--- Description of the task ---
Reproduce each line exactly. Skip none.

--- Data lines ---
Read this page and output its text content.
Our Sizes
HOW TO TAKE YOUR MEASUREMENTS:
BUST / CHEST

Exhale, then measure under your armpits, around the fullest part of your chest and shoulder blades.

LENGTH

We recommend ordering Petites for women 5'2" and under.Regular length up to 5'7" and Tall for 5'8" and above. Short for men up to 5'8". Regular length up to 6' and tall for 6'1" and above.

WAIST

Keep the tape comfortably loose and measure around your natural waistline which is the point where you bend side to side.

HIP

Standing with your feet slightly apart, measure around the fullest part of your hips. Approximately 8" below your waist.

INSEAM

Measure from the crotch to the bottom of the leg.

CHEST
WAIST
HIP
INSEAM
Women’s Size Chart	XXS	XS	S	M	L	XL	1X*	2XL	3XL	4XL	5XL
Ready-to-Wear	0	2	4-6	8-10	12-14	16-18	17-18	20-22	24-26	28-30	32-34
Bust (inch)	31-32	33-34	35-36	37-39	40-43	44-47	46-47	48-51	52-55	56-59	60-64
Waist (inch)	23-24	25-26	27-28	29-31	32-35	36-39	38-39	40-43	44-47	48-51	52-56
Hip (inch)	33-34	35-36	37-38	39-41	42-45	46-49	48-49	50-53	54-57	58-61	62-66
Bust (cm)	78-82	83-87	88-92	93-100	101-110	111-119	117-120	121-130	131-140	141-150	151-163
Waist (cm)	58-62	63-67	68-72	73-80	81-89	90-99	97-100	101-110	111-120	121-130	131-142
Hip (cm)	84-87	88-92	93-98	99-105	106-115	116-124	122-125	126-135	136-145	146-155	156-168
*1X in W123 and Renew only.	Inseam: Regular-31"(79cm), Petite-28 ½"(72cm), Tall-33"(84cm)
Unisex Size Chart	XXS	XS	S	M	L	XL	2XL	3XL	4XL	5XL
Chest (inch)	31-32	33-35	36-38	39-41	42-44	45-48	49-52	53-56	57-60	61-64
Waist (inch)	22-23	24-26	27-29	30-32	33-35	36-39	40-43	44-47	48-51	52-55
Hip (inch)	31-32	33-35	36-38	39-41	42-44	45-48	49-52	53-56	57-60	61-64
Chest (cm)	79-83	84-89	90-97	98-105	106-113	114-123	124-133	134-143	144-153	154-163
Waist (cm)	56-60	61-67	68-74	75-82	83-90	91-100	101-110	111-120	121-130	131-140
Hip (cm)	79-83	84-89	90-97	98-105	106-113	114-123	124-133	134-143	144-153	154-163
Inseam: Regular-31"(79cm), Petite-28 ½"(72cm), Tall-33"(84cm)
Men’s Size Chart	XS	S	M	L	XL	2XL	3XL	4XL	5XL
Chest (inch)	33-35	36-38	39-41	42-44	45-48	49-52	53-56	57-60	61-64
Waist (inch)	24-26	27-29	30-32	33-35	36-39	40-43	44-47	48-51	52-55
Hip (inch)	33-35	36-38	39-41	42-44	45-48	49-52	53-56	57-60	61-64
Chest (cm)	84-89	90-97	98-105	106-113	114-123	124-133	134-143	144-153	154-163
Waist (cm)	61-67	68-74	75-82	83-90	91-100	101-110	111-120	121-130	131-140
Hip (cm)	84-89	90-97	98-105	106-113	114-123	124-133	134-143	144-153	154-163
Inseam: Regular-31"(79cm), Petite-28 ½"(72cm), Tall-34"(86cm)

--- Response to this exercise ---
Read this page and output its text content.
Our Sizes
HOW TO TAKE YOUR MEASUREMENTS:
BUST / CHEST

Exhale, then measure under your armpits, around the fullest part of your chest and shoulder blades.

LENGTH

We recommend ordering Petites for women 5'2" and under.Regular length up to 5'7" and Tall for 5'8" and above. Short for men up to 5'8". Regular length up to 6' and tall for 6'1" and above.

WAIST

Keep the tape comfortably loose and measure around your natural waistline which is the point where you bend side to side.

HIP

Standing with your feet slightly apart, measure around the fullest part of your hips. Approximately 8" below your waist.

INSEAM

Measure from the crotch to the bottom of the leg.

CHEST
WAIST
HIP
INSEAM
Women’s Size Chart	XXS	XS	S	M	L	XL	1X*	2XL	3XL	4XL	5XL
Ready-to-Wear	0	2	4-6	8-10	12-14	16-18	17-18	20-22	24-26	28-30	32-34
Bust (inch)	31-32	33-34	35-36	37-39	40-43	44-47	46-47	48-51	52-55	56-59	60-64
Waist (inch)	23-24	25-26	27-28	29-31	32-35	36-39	38-39	40-43	44-47	48-51	52-56
Hip (inch)	33-34	35-36	37-38	39-41	42-45	46-49	48-49	50-53	54-57	58-61	62-66
Bust (cm)	78-82	83-87	88-92	93-100	101-110	111-119	117-120	121-130	131-140	141-150	151-163
Waist (cm)	58-62	63-67	68-72	73-80	81-89	90-99	97-100	101-110	111-120	121-130	131-142
Hip (cm)	84-87	88-92	93-98	99-105	106-115	116-124	122-125	126-135	136-145	146-155	156-168
*1X in W123 and Renew only.	Inseam: Regular-31"(79cm), Petite-28 ½"(72cm), Tall-33"(84cm)
Unisex Size Chart	XXS	XS	S	M	L	XL	2XL	3XL	4XL	5XL
Chest (inch)	31-32	33-35	36-38	39-41	42-44	45-48	49-52	53-56	57-60	61-64
Waist (inch)	22-23	24-26	27-29	30-32	33-35	36-39	40-43	44-47	48-51	52-55
Hip (inch)	31-32	33-35	36-38	39-41	42-44	45-48	49-52	53-56	57-60	61-64
Chest (cm)	79-83	84-89	90-97	98-105	106-113	114-123	124-133	134-143	144-153	154-163
Waist (cm)	56-60	61-67	68-74	75-82	83-90	91-100	101-110	111-120	121-130	131-140
Hip (cm)	79-83	84-89	90-97	98-105	106-113	114-123	124-133	134-143	144-153	154-163
Inseam: Regular-31"(79cm), Petite-28 ½"(72cm), Tall-33"(84cm)
Men’s Size Chart	XS	S	M	L	XL	2XL	3XL	4XL	5XL
Chest (inch)	33-35	36-38	39-41	42-44	45-48	49-52	53-56	57-60	61-64
Waist (inch)	24-26	27-29	30-32	33-35	36-39	40-43	44-47	48-51	52-55
Hip (inch)	33-35	36-38	39-41	42-44	45-48	49-52	53-56	57-60	61-64
Chest (cm)	84-89	90-97	98-105	106-113	114-123	124-133	134-143	144-153	154-163
Waist (cm)	61-67	68-74	75-82	83-90	91-100	101-110	111-120	121-130	131-140
Hip (cm)	84-89	90-97	98-105	106-113	114-123	124-133	134-143	144-153	154-163
Inseam: Regular-31"(79cm), Petite-28 ½"(72cm), Tall-34"(86cm)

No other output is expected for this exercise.